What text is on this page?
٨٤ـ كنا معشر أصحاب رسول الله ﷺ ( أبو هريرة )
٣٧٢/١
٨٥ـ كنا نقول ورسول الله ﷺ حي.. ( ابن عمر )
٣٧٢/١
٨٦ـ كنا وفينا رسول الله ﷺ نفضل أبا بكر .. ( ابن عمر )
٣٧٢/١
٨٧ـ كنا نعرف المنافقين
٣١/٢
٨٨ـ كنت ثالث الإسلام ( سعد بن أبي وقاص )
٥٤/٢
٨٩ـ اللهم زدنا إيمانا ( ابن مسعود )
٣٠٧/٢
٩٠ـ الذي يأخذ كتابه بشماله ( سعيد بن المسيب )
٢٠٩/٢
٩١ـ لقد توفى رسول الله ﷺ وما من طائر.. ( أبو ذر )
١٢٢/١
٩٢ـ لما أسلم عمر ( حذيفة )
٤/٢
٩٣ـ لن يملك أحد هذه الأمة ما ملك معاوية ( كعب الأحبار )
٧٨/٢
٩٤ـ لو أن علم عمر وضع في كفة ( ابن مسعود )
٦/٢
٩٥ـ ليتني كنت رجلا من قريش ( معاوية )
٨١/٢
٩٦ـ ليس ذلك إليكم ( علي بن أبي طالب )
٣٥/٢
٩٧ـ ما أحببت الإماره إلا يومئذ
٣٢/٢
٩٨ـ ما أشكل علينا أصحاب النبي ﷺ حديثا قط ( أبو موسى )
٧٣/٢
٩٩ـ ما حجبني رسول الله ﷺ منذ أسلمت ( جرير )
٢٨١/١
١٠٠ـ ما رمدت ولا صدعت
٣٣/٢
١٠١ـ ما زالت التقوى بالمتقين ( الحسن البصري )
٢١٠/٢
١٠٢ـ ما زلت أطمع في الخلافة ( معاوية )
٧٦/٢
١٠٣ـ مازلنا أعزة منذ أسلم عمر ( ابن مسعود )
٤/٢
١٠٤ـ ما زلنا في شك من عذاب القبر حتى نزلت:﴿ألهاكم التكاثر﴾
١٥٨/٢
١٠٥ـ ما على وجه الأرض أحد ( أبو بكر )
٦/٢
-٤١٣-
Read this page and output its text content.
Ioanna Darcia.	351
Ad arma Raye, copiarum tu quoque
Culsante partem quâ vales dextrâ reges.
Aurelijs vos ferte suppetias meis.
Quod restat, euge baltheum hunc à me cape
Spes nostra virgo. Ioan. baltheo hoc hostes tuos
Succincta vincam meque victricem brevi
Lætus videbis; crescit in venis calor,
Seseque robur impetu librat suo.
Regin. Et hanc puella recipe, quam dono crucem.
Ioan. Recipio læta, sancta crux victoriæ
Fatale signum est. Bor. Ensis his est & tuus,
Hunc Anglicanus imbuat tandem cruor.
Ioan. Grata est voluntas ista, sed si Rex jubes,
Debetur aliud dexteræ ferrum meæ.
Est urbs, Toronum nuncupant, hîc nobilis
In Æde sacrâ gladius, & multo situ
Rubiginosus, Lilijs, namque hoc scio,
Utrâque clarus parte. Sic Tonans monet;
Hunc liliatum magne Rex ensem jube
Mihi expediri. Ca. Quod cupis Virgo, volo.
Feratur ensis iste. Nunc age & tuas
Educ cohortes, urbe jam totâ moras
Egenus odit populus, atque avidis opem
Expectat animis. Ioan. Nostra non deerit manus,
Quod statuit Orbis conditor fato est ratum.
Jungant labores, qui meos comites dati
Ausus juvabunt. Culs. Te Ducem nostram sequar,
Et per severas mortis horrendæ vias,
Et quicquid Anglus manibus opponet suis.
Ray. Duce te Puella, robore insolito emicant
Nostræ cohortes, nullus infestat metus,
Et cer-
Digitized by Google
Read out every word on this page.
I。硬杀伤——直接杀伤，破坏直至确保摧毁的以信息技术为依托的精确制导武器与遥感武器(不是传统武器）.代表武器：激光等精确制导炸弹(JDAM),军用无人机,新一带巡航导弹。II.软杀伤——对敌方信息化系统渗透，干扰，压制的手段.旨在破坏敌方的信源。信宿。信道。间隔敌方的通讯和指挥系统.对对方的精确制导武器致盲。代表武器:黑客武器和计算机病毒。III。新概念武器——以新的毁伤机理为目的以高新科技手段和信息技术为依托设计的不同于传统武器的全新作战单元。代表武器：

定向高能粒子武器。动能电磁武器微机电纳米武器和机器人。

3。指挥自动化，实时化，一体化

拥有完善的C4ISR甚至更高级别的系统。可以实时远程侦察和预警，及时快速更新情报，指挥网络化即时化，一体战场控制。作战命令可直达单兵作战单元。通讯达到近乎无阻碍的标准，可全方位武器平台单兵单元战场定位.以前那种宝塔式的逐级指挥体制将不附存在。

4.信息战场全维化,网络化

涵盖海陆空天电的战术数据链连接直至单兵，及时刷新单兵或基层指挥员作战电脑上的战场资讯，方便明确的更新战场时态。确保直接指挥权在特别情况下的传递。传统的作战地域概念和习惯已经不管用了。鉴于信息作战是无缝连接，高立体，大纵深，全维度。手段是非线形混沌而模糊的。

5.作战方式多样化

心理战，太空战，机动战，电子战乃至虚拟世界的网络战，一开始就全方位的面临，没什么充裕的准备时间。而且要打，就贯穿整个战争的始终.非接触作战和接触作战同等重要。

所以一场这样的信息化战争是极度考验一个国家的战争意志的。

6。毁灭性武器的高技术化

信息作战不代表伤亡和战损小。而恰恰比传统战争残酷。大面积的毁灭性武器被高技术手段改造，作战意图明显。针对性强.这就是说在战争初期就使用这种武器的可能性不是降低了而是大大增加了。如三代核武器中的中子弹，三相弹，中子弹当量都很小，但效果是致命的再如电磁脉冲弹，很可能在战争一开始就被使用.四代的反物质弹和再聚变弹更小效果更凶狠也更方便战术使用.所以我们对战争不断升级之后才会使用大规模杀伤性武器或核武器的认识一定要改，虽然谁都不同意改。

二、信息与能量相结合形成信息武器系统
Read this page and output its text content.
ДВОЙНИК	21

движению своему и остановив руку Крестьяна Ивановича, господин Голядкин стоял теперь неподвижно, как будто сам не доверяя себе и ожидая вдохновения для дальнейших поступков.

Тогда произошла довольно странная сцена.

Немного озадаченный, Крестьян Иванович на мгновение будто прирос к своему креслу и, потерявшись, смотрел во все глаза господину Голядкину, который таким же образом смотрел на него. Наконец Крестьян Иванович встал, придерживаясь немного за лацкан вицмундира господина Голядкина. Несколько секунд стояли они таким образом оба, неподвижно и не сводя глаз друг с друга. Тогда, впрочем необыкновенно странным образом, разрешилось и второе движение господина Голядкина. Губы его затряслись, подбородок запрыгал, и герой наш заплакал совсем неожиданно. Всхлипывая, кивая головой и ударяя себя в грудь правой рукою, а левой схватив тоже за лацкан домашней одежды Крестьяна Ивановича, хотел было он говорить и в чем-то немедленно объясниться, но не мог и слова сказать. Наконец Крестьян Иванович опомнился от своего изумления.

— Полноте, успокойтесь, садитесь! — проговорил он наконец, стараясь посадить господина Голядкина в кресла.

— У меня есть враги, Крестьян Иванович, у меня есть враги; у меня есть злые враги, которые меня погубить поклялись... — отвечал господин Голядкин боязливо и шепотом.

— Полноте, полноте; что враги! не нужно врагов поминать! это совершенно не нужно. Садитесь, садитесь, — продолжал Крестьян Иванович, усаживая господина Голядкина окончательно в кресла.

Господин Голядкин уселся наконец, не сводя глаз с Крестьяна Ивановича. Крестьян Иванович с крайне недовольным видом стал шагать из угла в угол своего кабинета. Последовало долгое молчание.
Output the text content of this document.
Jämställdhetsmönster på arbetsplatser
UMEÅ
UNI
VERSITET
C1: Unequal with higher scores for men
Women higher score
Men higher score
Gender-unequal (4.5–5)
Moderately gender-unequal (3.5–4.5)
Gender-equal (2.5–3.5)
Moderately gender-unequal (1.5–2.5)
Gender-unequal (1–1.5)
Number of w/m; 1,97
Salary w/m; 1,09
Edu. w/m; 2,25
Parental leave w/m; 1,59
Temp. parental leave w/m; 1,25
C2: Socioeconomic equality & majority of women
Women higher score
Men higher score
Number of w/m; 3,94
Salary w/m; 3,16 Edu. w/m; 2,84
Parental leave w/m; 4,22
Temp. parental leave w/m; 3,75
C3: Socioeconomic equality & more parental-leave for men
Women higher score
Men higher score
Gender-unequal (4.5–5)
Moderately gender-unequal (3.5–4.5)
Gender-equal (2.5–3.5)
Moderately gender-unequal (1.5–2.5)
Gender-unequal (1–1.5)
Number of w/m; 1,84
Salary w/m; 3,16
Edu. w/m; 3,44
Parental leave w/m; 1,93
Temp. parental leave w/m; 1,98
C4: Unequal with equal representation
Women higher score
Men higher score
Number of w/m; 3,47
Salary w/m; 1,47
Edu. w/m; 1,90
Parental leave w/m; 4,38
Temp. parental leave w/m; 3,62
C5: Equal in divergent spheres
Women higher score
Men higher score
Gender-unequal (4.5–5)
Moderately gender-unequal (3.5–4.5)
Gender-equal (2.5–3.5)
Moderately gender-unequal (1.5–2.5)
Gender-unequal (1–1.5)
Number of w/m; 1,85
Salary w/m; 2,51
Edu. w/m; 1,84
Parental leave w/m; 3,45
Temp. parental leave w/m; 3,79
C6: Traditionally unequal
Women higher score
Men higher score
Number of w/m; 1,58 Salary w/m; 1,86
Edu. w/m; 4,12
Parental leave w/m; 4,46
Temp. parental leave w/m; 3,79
※
> _What the task requires_: Identify every line holding the word "أصحاب" and copy it out.

> _Full output_:
٨٤ـ كنا معشر أصحاب رسول الله ﷺ ( أبو هريرة )
٩٨ـ ما أشكل علينا أصحاب النبي ﷺ حديثا قط ( أبو موسى )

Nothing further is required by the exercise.